Start of Exercise data
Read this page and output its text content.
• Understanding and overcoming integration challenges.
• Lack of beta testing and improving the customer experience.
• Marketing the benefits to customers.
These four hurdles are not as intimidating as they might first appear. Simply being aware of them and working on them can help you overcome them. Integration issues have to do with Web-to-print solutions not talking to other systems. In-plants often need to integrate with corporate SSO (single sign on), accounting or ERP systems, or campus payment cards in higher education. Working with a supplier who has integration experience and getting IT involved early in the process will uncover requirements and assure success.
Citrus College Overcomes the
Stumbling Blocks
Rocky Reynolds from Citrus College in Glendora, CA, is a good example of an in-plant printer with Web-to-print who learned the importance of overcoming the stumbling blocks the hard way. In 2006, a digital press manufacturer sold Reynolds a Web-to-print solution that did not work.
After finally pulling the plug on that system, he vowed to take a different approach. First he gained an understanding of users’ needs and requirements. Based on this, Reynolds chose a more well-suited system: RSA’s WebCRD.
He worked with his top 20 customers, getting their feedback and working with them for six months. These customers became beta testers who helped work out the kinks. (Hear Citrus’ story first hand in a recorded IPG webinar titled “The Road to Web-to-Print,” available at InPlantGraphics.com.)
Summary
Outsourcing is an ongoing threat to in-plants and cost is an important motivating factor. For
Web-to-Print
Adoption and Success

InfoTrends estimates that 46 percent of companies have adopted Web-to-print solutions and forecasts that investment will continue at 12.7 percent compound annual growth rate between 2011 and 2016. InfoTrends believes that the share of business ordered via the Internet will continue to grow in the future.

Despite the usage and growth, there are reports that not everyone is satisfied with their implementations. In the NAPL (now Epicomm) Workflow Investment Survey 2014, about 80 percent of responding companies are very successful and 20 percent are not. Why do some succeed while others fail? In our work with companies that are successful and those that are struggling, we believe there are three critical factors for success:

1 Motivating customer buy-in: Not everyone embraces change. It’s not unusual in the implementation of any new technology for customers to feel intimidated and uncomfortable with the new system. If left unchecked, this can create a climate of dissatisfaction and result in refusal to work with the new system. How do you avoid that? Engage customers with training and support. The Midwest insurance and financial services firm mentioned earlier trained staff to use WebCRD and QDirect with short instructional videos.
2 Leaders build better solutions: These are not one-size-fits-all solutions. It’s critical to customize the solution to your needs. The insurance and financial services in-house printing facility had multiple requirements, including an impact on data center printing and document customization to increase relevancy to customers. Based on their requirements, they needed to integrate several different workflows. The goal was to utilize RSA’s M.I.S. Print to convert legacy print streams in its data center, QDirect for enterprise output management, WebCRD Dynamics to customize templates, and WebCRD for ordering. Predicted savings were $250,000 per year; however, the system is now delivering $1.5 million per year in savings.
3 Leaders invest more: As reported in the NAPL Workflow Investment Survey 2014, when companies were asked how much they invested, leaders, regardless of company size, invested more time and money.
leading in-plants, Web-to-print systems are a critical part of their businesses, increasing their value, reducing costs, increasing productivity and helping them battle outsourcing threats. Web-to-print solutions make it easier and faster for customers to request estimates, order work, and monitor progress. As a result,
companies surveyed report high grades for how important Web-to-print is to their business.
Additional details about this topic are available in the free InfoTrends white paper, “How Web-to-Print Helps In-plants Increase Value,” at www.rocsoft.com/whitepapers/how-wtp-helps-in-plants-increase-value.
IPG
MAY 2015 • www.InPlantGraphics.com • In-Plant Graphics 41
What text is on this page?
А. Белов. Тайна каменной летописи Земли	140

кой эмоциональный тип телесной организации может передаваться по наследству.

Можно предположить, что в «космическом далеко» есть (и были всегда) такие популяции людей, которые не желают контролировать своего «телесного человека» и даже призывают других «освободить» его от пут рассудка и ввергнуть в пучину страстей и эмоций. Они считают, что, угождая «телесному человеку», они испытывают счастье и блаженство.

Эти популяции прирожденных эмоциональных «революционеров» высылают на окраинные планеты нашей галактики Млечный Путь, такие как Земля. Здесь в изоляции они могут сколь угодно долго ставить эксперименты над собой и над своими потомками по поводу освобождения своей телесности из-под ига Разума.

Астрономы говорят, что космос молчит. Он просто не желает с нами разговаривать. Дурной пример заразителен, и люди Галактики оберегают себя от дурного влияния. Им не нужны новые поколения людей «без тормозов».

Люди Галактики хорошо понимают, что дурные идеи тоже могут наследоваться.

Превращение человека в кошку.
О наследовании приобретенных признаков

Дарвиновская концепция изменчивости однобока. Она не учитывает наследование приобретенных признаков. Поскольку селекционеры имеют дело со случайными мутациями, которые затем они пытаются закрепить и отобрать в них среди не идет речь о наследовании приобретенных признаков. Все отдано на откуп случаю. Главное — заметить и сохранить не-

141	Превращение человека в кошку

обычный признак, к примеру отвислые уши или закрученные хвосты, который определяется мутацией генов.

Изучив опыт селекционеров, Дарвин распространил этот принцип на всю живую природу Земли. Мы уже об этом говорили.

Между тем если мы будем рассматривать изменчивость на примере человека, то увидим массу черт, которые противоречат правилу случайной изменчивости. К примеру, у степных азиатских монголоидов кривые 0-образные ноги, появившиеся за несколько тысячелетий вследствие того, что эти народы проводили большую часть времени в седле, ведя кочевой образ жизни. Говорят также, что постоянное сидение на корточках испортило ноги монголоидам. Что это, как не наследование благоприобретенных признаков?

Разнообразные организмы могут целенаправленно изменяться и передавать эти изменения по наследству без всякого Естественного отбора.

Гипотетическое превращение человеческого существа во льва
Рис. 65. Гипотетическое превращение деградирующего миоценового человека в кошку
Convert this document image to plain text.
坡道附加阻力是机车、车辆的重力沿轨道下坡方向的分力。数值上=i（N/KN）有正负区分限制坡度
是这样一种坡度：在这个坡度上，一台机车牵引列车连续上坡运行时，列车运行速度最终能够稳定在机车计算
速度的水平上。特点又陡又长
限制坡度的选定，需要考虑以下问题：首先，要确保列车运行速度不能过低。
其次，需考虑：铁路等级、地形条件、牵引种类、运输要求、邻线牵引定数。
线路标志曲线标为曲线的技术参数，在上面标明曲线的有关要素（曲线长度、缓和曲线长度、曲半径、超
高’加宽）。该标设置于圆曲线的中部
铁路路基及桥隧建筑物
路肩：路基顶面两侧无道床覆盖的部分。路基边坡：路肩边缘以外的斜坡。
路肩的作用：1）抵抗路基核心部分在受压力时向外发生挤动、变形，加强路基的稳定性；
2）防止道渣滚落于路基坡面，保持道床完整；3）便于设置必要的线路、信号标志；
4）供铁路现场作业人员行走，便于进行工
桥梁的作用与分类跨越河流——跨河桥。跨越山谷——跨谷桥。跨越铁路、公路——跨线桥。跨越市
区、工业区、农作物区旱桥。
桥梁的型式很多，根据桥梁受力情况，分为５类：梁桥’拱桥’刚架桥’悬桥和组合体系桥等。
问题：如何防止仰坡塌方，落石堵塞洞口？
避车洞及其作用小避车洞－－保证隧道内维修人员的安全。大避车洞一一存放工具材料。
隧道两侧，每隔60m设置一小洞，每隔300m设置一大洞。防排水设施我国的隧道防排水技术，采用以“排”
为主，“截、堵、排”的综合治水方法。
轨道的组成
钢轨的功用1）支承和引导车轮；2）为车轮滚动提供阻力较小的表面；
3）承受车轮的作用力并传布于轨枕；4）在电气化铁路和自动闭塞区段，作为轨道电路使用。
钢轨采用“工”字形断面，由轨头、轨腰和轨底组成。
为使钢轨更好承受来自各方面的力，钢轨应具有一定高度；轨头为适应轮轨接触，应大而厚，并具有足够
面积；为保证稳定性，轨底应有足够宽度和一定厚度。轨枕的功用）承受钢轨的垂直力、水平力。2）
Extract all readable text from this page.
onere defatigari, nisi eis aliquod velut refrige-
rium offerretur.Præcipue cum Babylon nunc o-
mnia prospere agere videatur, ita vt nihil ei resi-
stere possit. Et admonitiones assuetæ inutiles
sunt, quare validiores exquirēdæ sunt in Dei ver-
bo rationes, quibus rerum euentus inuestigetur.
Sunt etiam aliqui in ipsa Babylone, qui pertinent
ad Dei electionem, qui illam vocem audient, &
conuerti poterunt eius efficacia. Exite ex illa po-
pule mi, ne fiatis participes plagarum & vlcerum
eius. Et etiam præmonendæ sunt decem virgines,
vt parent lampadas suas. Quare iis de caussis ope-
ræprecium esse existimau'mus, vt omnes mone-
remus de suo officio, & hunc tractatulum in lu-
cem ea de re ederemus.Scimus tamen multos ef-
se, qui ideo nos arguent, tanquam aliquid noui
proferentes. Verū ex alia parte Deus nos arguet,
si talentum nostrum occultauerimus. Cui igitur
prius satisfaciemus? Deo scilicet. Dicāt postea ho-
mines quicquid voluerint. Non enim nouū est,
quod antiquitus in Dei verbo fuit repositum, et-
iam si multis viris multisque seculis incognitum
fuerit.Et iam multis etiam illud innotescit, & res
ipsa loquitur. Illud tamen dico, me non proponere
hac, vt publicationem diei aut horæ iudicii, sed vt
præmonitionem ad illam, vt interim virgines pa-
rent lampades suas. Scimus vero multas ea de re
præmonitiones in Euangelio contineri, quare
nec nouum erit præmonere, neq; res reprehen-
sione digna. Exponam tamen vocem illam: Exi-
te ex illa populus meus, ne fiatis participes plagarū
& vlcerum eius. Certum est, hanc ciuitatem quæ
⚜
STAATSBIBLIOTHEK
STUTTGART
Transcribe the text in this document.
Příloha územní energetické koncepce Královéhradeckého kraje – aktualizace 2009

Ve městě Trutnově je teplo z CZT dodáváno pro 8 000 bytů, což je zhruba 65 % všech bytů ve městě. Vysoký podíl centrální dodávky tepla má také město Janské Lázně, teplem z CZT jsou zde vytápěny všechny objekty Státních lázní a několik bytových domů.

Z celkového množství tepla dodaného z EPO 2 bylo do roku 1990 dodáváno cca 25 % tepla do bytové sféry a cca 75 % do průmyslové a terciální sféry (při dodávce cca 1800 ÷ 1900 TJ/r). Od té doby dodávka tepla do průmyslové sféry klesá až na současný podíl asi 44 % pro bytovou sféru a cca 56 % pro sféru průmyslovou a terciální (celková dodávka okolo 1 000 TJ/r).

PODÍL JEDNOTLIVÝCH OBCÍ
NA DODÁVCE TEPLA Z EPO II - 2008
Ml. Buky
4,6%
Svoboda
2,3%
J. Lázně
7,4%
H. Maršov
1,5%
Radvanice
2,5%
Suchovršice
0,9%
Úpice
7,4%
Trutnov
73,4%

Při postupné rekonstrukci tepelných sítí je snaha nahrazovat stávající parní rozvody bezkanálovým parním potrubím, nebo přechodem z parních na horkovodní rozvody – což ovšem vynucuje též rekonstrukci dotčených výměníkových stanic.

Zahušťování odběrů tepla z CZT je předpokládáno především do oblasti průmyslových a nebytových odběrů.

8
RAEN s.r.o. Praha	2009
End of Exercise data
Work instructions
Your task is to gather every line with the word "признаков" and copy it.

Solution to this task
О наследовании приобретенных признаков
Дарвиновская концепция изменчивости однобока. Она не учитывает наследование приобретенных признаков. Поскольку селекционеры имеют дело со случайными мутациями, которые затем они пытаются закрепить и отобрать в них среди не идет речь о наследовании приобретенных признаков. Все отдано на откуп случаю. Главное — заметить и сохранить не-
Между тем если мы будем рассматривать изменчивость на примере человека, то увидим массу черт, которые противоречат правилу случайной изменчивости. К примеру, у степных азиатских монголоидов кривые 0-образные ноги, появившиеся за несколько тысячелетий вследствие того, что эти народы проводили большую часть времени в седле, ведя кочевой образ жизни. Говорят также, что постоянное сидение на корточках испортило ноги монголоидам. Что это, как не наследование благоприобретенных признаков?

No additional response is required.